TASKS:
**1)** In the commission judgment, what commission did the relevant Form 6 set for a sale price up to and including $6,300,000 plus GST?
**2)** Summarize the commission judgment in two sentences.
**3)** Reproduce everything in the commission judgment from "for the letting" down to "of the property.".

105 Other requirements—commission

  1. This section applies to an appointment of a property agent or resident letting agent for a service that is the sale or letting of property or the collecting of rents if commission is payable for the service and is expressed as a percentage of an estimated sale price or amount of rent to be paid or collected.
  2. The appointment must state, in writing, that the commission for the service is worked out only on—
    1. (a)
      for the sale of property—the actual sale price; or
    1. (b)
      for the letting of property—the actual rental for the property; or
    1. (c)
      for the collecting of rents—the actual amount of rent collected.”
  1. [28]
    Section 105(1) of the Act only has operation if the commission payable for the service “is expressed as a percentage of an estimated sale price…”.  Only, in that event, is there a requirement that the appointment state, in writing, that the commission is worked out only on the actual sale price of the property.
  2. [29]
    In the present case, the relevant Form 6 provided that commission was to be payable for the relevant service as follows:
    1. For a sale price up to and including $6,300,000 plus GST, 4.4 per cent of the sale price;
    2. For a sale price of over and including $6,300,001 plus GST, for money above $6,000,000 plus GST, to be paid to the agent plus GST.
  3. [30]
    Having regard to the wording of that clause, it may be doubted that the commission was expressed as a percentage of an estimated sale price.  However, as the respondent has not filed a notice of contention, it is unnecessary to determine that question.
  4. [31]
    In any event, there was no error in the primary judge’s conclusion that the omission of the word “actual”, before “sale price”, rendered the relevant Form 6 of no legal effect.  The words used in the Form 6 do not set out or express any formula or provision for the payment of commission to the respondent other than by reference to a particular sale price.  The only proper construction of the words “sale price” in the relevant Form 6 was that it was referring to the price for which the property was agreed to be sold, which, for the purposes of the section, is the actual sale price.
  5. [32]
    The appellant submits that such a conclusion was not open, having regard to the requirement of s 48A(2) of the Acts Interpretation Act 1954 (Qld), that if a form prescribed or approved under an Act requires “specified information … to be included in, attached to or given with the form”, the form is not properly completed unless there is compliance with that requirement.  However, the primary judge correctly found that section did not have application as the requirement as to actual sale price was not required by the approved form; it was required by the Act itself.
  6. [33]
    The primary judge also correctly concluded that nothing in the proper construction of the Act as a whole supported a conclusion that a failure to strictly comply with s 105(2)(a) would invalidate the Form 6 appointment.  Substantial compliance with the requirements of s 105(2)(a) was sufficient.

RECORDS SUPPLIED:

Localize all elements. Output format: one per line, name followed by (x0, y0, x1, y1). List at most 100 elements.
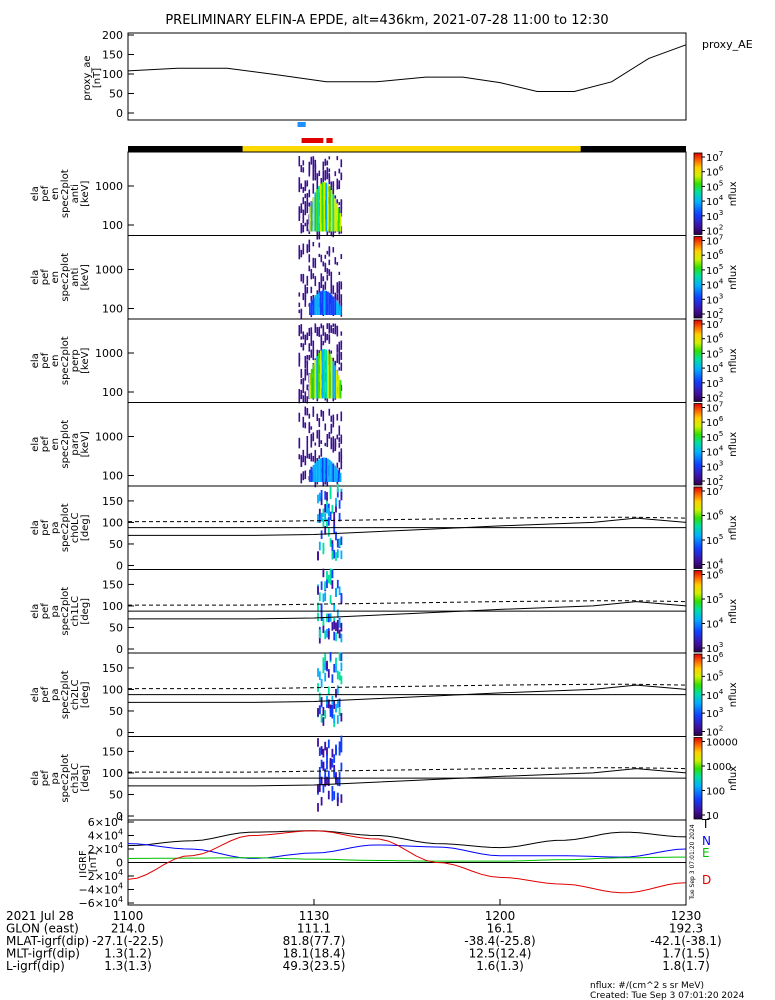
igrf-ylabel: IGRF [nT] (78, 850, 99, 874)
spectrogram-streak (312, 169, 315, 181)
spectrogram-streak (306, 287, 309, 294)
blue-bar (297, 122, 306, 127)
pitch-cell (338, 772, 341, 781)
pitch-cell (333, 549, 336, 559)
spectrogram-streak (330, 325, 333, 333)
pitch-cell (318, 692, 321, 702)
spectrogram-streak (308, 166, 311, 177)
igrf-ytick-label: 2×104 (88, 841, 123, 856)
spectrogram-cell (316, 460, 319, 482)
colorbar-tick-label: 105 (706, 591, 723, 606)
spectrogram-streak (310, 452, 313, 462)
colorbar-tick-label: 107 (706, 483, 723, 498)
spectrogram-streak (302, 224, 305, 233)
pitch-cell (322, 518, 325, 528)
spectrogram-streak (328, 269, 331, 276)
spectrogram-cell (327, 351, 329, 399)
pitch-cell (320, 530, 323, 539)
spectrogram-streak (308, 189, 311, 198)
pitch-cell (336, 685, 339, 694)
pitch-cell (320, 581, 323, 590)
pitch-cell (333, 768, 336, 778)
ylabel-line: [nT] (92, 68, 103, 88)
spectrogram-streak (298, 395, 301, 404)
spectrogram-streak (306, 275, 309, 280)
spectrogram-streak (334, 440, 337, 448)
pitch-cell (322, 717, 325, 726)
pitch-cell (329, 511, 332, 521)
spectrogram-streak (308, 413, 311, 419)
pitch-cell (326, 579, 328, 589)
spectrogram-streak (338, 202, 341, 206)
pitch-cell (333, 714, 336, 724)
pitch-cell (322, 593, 325, 603)
colorbar-tick-label: 102 (706, 306, 723, 321)
pitch-ylabel: ela pef pa spec2plot ch2LC [deg] (30, 670, 91, 719)
spectrogram-cell (339, 472, 342, 482)
pitch-cell (317, 708, 319, 717)
spectrogram-streak (332, 417, 335, 428)
spectrogram-streak (324, 173, 327, 181)
pitch-cell (338, 741, 341, 750)
energy-colorbar (693, 403, 703, 486)
pitch-cell (322, 568, 325, 578)
pitch-cell (324, 661, 327, 671)
pitch-cell (324, 526, 327, 535)
spectrogram-streak (336, 156, 339, 161)
ephemeris-row-label: 2021 Jul 28 (6, 909, 74, 923)
spectrogram-streak (312, 273, 315, 279)
spectrogram-streak (306, 279, 309, 286)
pitch-cell (326, 760, 328, 770)
spectrogram-streak (298, 211, 301, 219)
pitch-cell (340, 550, 343, 560)
colorbar-tick-label: 102 (706, 390, 723, 405)
pitch-cell (336, 538, 339, 548)
spectrogram-streak (316, 228, 319, 240)
spectrogram-streak (326, 478, 329, 487)
spectrogram-streak (302, 197, 305, 205)
spectrogram-streak (298, 177, 301, 182)
pitch-cell (331, 674, 334, 683)
units-note: nflux: #/(cm^2 s sr MeV) (590, 981, 704, 991)
pitch-cell (336, 625, 339, 634)
pitch-cell (324, 672, 327, 682)
ylabel-line: [keV] (80, 181, 91, 207)
colorbar-tick-label: 105 (706, 429, 723, 444)
spectrogram-streak (304, 201, 307, 206)
spectrogram-cell (319, 291, 322, 315)
loss-cone-solid (128, 684, 687, 703)
colorbar-tick-label: 106 (706, 247, 724, 262)
pitch-cell (317, 738, 319, 747)
pitch-cell (338, 586, 341, 596)
colorbar-tick-label: 103 (706, 705, 723, 720)
igrf-legend-T: T (701, 817, 710, 831)
pitch-cell (336, 777, 339, 786)
pitch-cell (333, 518, 336, 528)
spectrogram-streak (312, 410, 315, 417)
spectrogram-streak (312, 455, 315, 462)
spectrogram-cell (309, 302, 311, 315)
pitch-cell (324, 653, 327, 663)
spectrogram-streak (304, 374, 307, 381)
spectrogram-streak (310, 156, 313, 162)
pitch-cell (327, 574, 330, 584)
pitch-ytick-label: 50 (109, 538, 123, 551)
spectrogram-streak (312, 349, 315, 361)
ae-ytick-label: 100 (102, 68, 123, 81)
ylabel-line: [nT] (88, 852, 99, 872)
figure-title: PRELIMINARY ELFIN-A EPDE, alt=436km, 202… (165, 13, 608, 28)
spectrogram-streak (328, 168, 331, 173)
pitch-cell (326, 492, 328, 501)
spectrogram-streak (318, 242, 321, 248)
x-tick-label: 1130 (299, 909, 330, 923)
spectrogram-streak (328, 173, 331, 184)
pitch-cell (317, 784, 319, 793)
spectrogram-streak (314, 171, 317, 179)
ylabel-line: proxy_ae (82, 55, 93, 100)
spectrogram-cell (339, 305, 342, 315)
pitch-cell (335, 703, 337, 713)
colorbar-tick-label: 105 (706, 532, 723, 547)
spectrogram-streak (306, 371, 309, 376)
spectrogram-streak (328, 323, 331, 331)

SOLUTIONS BELOW:
**1)** 4.4 per cent of the sale price.

**2)** Section 105 requires that, where a property agent's or resident letting agent's commission is expressed as a percentage of an estimated sale price or rent, the appointment must state in writing that commission is worked out only on the actual sale price, rental or rent collected. The court found that "sale price" in the relevant Form 6 could only mean the actual sale price, that s 48A(2) of the Acts Interpretation Act 1954 (Qld) did not apply because the actual sale price requirement came from the Act rather than the approved form, and that substantial compliance with s 105(2)(a) was sufficient.

**3)**
for the letting of property—the actual rental for the property; or
    1. (c)
      for the collecting of rents—the actual amount of rent collected.”
  1. [28]
    Section 105(1) of the Act only has operation if the commission payable for the service “is expressed as a percentage of an estimated sale price…”.  Only, in that event, is there a requirement that the appointment state, in writing, that the commission is worked out only on the actual sale price of the property.